• **Task instructions**:
Find and copy every line in the records that includes the string "JSON".

• **Data shown**:
┏━━

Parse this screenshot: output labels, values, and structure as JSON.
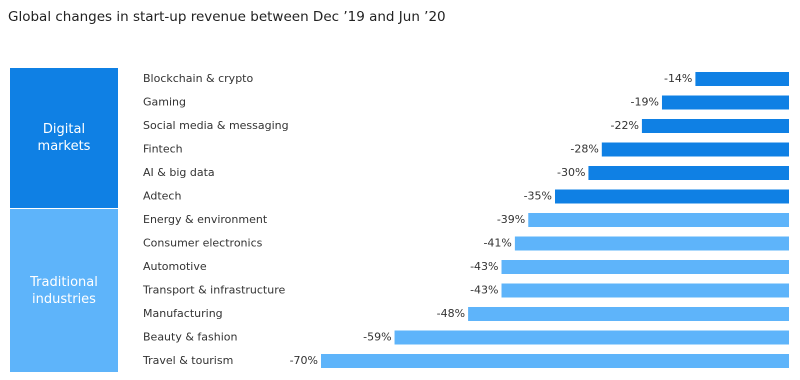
{
  "chart_data": {
    "type": "bar",
    "orientation": "horizontal",
    "title": "Global changes in start-up revenue between Dec ’19 and Jun ’20",
    "series": [
      {
        "name": "Digital markets",
        "color": "#0f80e4",
        "categories": [
          "Blockchain & crypto",
          "Gaming",
          "Social media & messaging",
          "Fintech",
          "AI & big data",
          "Adtech"
        ],
        "values": [
          -14,
          -19,
          -22,
          -28,
          -30,
          -35
        ],
        "value_labels": [
          "-14%",
          "-19%",
          "-22%",
          "-28%",
          "-30%",
          "-35%"
        ]
      },
      {
        "name": "Traditional industries",
        "color": "#5eb4fa",
        "categories": [
          "Energy & environment",
          "Consumer electronics",
          "Automotive",
          "Transport & infrastructure",
          "Manufacturing",
          "Beauty & fashion",
          "Travel & tourism"
        ],
        "values": [
          -39,
          -41,
          -43,
          -43,
          -48,
          -59,
          -70
        ],
        "value_labels": [
          "-39%",
          "-41%",
          "-43%",
          "-43%",
          "-48%",
          "-59%",
          "-70%"
        ]
      }
    ]
  }
}
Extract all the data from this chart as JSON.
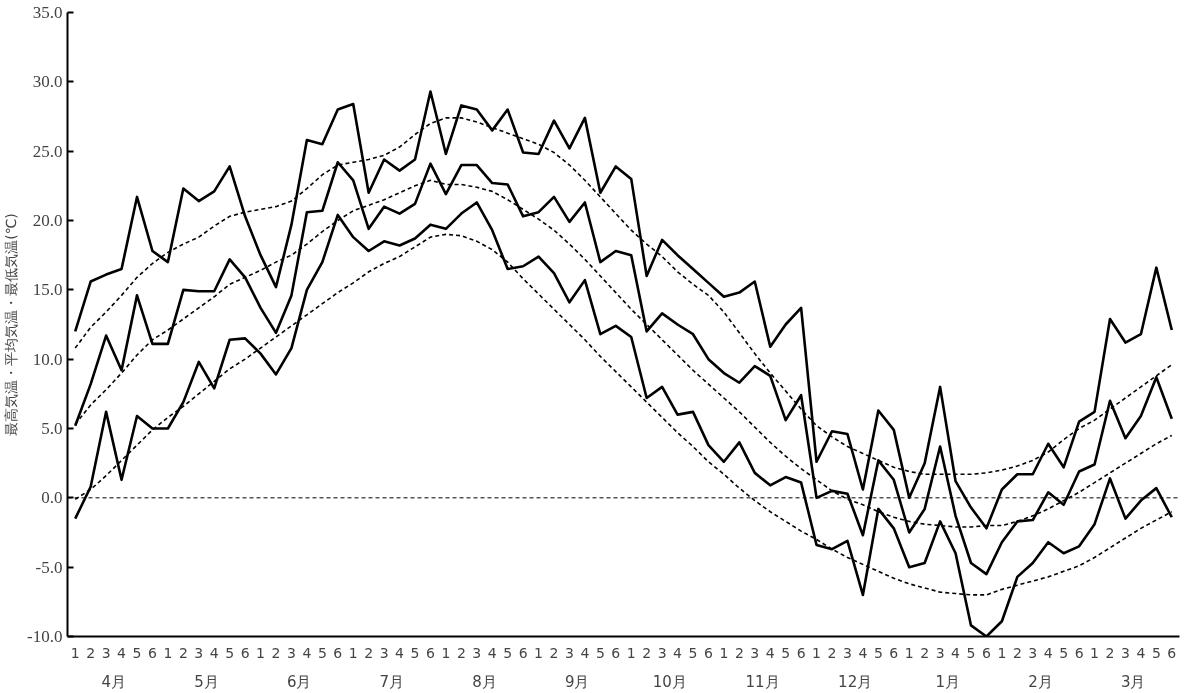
{
  "chart_data": {
    "type": "line",
    "ylabel": "最高気温・平均気温・最低気温(℃)",
    "categories": [
      "1",
      "2",
      "3",
      "4",
      "5",
      "6",
      "1",
      "2",
      "3",
      "4",
      "5",
      "6",
      "1",
      "2",
      "3",
      "4",
      "5",
      "6",
      "1",
      "2",
      "3",
      "4",
      "5",
      "6",
      "1",
      "2",
      "3",
      "4",
      "5",
      "6",
      "1",
      "2",
      "3",
      "4",
      "5",
      "6",
      "1",
      "2",
      "3",
      "4",
      "5",
      "6",
      "1",
      "2",
      "3",
      "4",
      "5",
      "6",
      "1",
      "2",
      "3",
      "4",
      "5",
      "6",
      "1",
      "2",
      "3",
      "4",
      "5",
      "6",
      "1",
      "2",
      "3",
      "4",
      "5",
      "6",
      "1",
      "2",
      "3",
      "4",
      "5",
      "6"
    ],
    "annotations": [
      "4月",
      "5月",
      "6月",
      "7月",
      "8月",
      "9月",
      "10月",
      "11月",
      "12月",
      "1月",
      "2月",
      "3月"
    ],
    "ylim": [
      -10,
      35
    ],
    "yticks": [
      {
        "value": -10,
        "label": "-10.0"
      },
      {
        "value": -5,
        "label": "-5.0"
      },
      {
        "value": 0,
        "label": "0.0"
      },
      {
        "value": 5,
        "label": "5.0"
      },
      {
        "value": 10,
        "label": "10.0"
      },
      {
        "value": 15,
        "label": "15.0"
      },
      {
        "value": 20,
        "label": "20.0"
      },
      {
        "value": 25,
        "label": "25.0"
      },
      {
        "value": 30,
        "label": "30.0"
      },
      {
        "value": 35,
        "label": "35.0"
      }
    ],
    "grid": false,
    "marker": "none",
    "ref_lines": [
      {
        "axis": "y",
        "value": 0,
        "label": null,
        "line_style": "dashed",
        "color": "#000000"
      }
    ],
    "series": [
      {
        "color": "#000000",
        "line_style": "solid",
        "values": [
          12.0,
          15.6,
          16.1,
          16.5,
          21.7,
          17.8,
          17.0,
          22.3,
          21.4,
          22.1,
          23.9,
          20.3,
          17.5,
          15.2,
          19.7,
          25.8,
          25.5,
          28.0,
          28.4,
          22.0,
          24.4,
          23.6,
          24.4,
          29.3,
          24.8,
          28.3,
          28.0,
          26.5,
          28.0,
          24.9,
          24.8,
          27.2,
          25.2,
          27.4,
          22.0,
          23.9,
          23.0,
          16.0,
          18.6,
          17.5,
          16.5,
          15.5,
          14.5,
          14.8,
          15.6,
          10.9,
          12.5,
          13.7,
          2.6,
          4.8,
          4.6,
          0.6,
          6.3,
          4.9,
          0.0,
          2.5,
          8.0,
          1.2,
          -0.7,
          -2.2,
          0.6,
          1.7,
          1.7,
          3.9,
          2.2,
          5.5,
          6.2,
          12.9,
          11.2,
          11.8,
          16.6,
          12.1
        ]
      },
      {
        "color": "#000000",
        "line_style": "solid",
        "values": [
          5.2,
          8.2,
          11.7,
          9.2,
          14.6,
          11.1,
          11.1,
          15.0,
          14.9,
          14.9,
          17.2,
          15.9,
          13.7,
          11.9,
          14.6,
          20.6,
          20.7,
          24.2,
          22.9,
          19.4,
          21.0,
          20.5,
          21.2,
          24.1,
          21.9,
          24.0,
          24.0,
          22.7,
          22.6,
          20.3,
          20.6,
          21.7,
          19.9,
          21.3,
          17.0,
          17.8,
          17.5,
          12.0,
          13.3,
          12.5,
          11.8,
          10.0,
          9.0,
          8.3,
          9.5,
          8.8,
          5.6,
          7.4,
          0.0,
          0.5,
          0.3,
          -2.7,
          2.7,
          1.3,
          -2.5,
          -0.8,
          3.7,
          -1.3,
          -4.7,
          -5.5,
          -3.2,
          -1.7,
          -1.6,
          0.4,
          -0.5,
          1.9,
          2.4,
          7.0,
          4.3,
          5.9,
          8.7,
          5.7
        ]
      },
      {
        "color": "#000000",
        "line_style": "solid",
        "values": [
          -1.5,
          0.8,
          6.2,
          1.3,
          5.9,
          5.0,
          5.0,
          6.9,
          9.8,
          7.9,
          11.4,
          11.5,
          10.4,
          8.9,
          10.8,
          15.0,
          17.0,
          20.4,
          18.8,
          17.8,
          18.5,
          18.2,
          18.7,
          19.7,
          19.4,
          20.5,
          21.3,
          19.3,
          16.5,
          16.7,
          17.4,
          16.2,
          14.1,
          15.7,
          11.8,
          12.4,
          11.6,
          7.2,
          8.0,
          6.0,
          6.2,
          3.8,
          2.6,
          4.0,
          1.8,
          0.9,
          1.5,
          1.1,
          -3.4,
          -3.7,
          -3.1,
          -7.0,
          -0.8,
          -2.2,
          -5.0,
          -4.7,
          -1.7,
          -4.0,
          -9.2,
          -10.0,
          -8.9,
          -5.7,
          -4.7,
          -3.2,
          -4.0,
          -3.5,
          -1.9,
          1.4,
          -1.5,
          -0.2,
          0.7,
          -1.4
        ]
      },
      {
        "color": "#000000",
        "line_style": "dashed",
        "values": [
          10.8,
          12.3,
          13.4,
          14.6,
          15.9,
          16.9,
          17.7,
          18.3,
          18.8,
          19.6,
          20.3,
          20.6,
          20.8,
          21.0,
          21.4,
          22.3,
          23.3,
          24.0,
          24.2,
          24.4,
          24.7,
          25.3,
          26.2,
          27.0,
          27.4,
          27.4,
          27.1,
          26.7,
          26.3,
          25.9,
          25.5,
          24.9,
          24.0,
          22.9,
          21.7,
          20.5,
          19.3,
          18.3,
          17.4,
          16.3,
          15.4,
          14.6,
          13.4,
          11.9,
          10.4,
          9.0,
          7.7,
          6.4,
          5.2,
          4.4,
          3.7,
          3.2,
          2.7,
          2.2,
          1.9,
          1.7,
          1.7,
          1.7,
          1.7,
          1.8,
          2.0,
          2.3,
          2.7,
          3.3,
          4.2,
          5.0,
          5.6,
          6.4,
          7.2,
          8.0,
          8.8,
          9.6
        ]
      },
      {
        "color": "#000000",
        "line_style": "dashed",
        "values": [
          5.3,
          6.7,
          7.8,
          9.0,
          10.3,
          11.4,
          12.1,
          12.9,
          13.7,
          14.5,
          15.4,
          15.9,
          16.4,
          17.0,
          17.5,
          18.3,
          19.2,
          20.0,
          20.7,
          21.1,
          21.5,
          22.0,
          22.5,
          22.9,
          22.6,
          22.6,
          22.4,
          22.1,
          21.5,
          20.8,
          20.1,
          19.3,
          18.3,
          17.2,
          16.0,
          14.8,
          13.6,
          12.5,
          11.4,
          10.3,
          9.2,
          8.2,
          7.2,
          6.2,
          5.1,
          4.0,
          3.0,
          2.1,
          1.3,
          0.5,
          -0.1,
          -0.5,
          -1.0,
          -1.4,
          -1.7,
          -1.9,
          -2.0,
          -2.1,
          -2.1,
          -2.0,
          -2.0,
          -1.7,
          -1.3,
          -0.8,
          -0.2,
          0.4,
          1.1,
          1.8,
          2.5,
          3.2,
          3.9,
          4.5
        ]
      },
      {
        "color": "#000000",
        "line_style": "dashed",
        "values": [
          -0.1,
          0.6,
          1.6,
          2.7,
          3.8,
          4.9,
          5.8,
          6.6,
          7.5,
          8.4,
          9.3,
          10.0,
          10.8,
          11.6,
          12.4,
          13.2,
          14.0,
          14.8,
          15.5,
          16.3,
          16.9,
          17.4,
          18.1,
          18.8,
          19.0,
          18.9,
          18.5,
          17.9,
          17.0,
          15.8,
          14.7,
          13.6,
          12.5,
          11.4,
          10.2,
          9.1,
          8.0,
          6.9,
          5.8,
          4.7,
          3.7,
          2.6,
          1.7,
          0.7,
          -0.2,
          -1.0,
          -1.7,
          -2.4,
          -3.0,
          -3.7,
          -4.3,
          -4.8,
          -5.3,
          -5.8,
          -6.2,
          -6.5,
          -6.8,
          -6.9,
          -7.0,
          -7.0,
          -6.6,
          -6.3,
          -6.0,
          -5.7,
          -5.3,
          -4.9,
          -4.3,
          -3.6,
          -2.9,
          -2.2,
          -1.6,
          -1.0
        ]
      }
    ]
  }
}
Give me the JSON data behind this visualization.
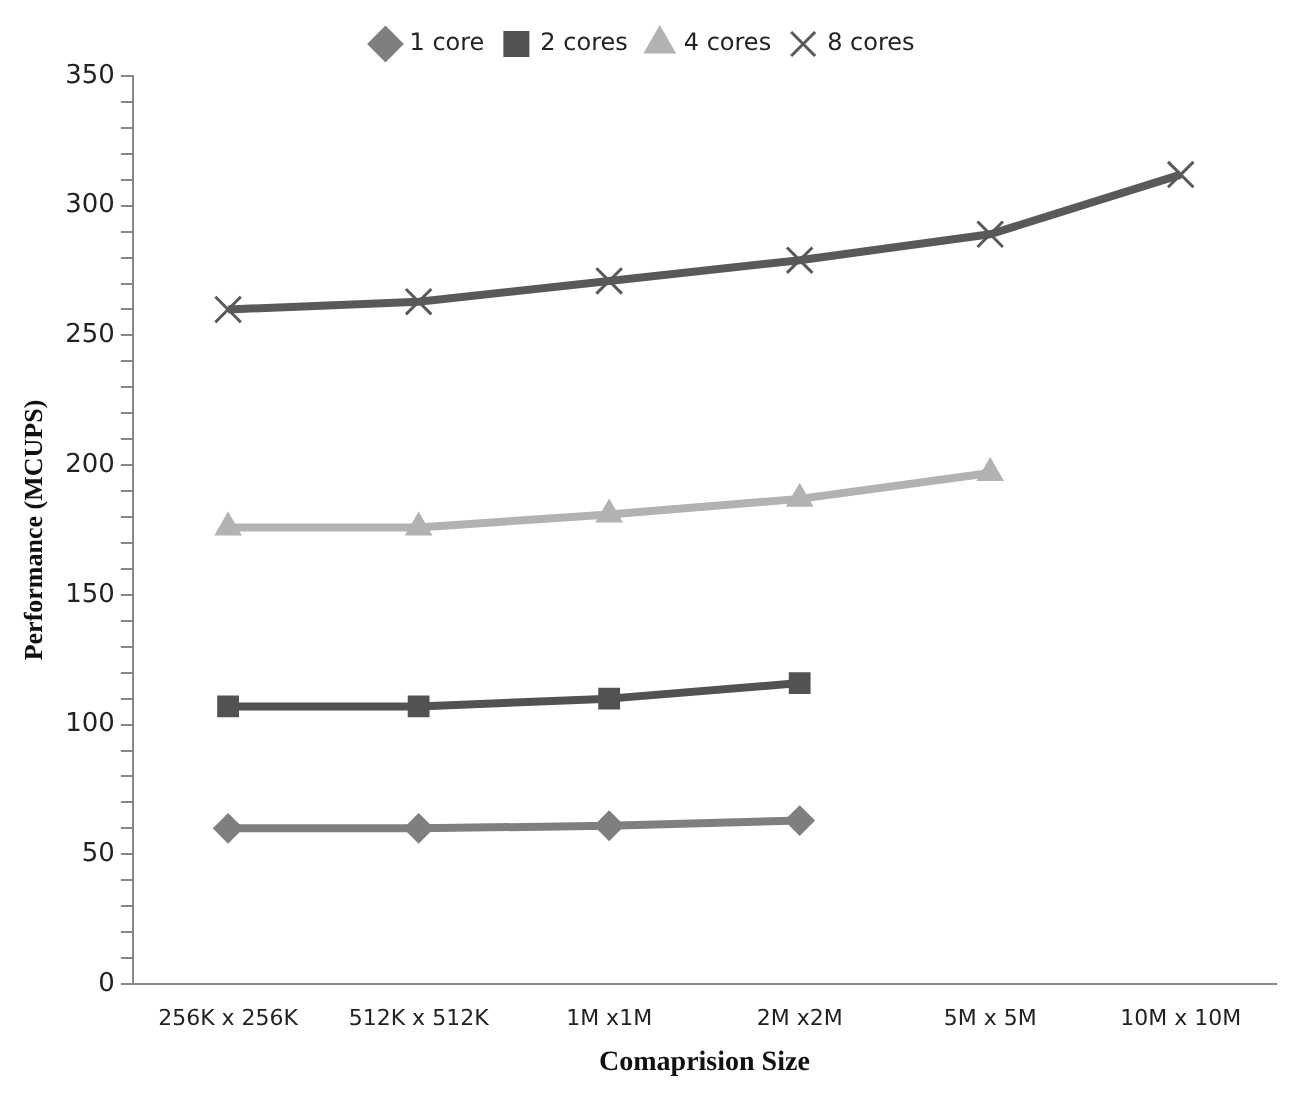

┗━━

• **Result of the exercise**:
Parse this screenshot: output labels, values, and structure as JSON.
Extract all the data from this chart as JSON.
Give me the JSON data behind this visualization.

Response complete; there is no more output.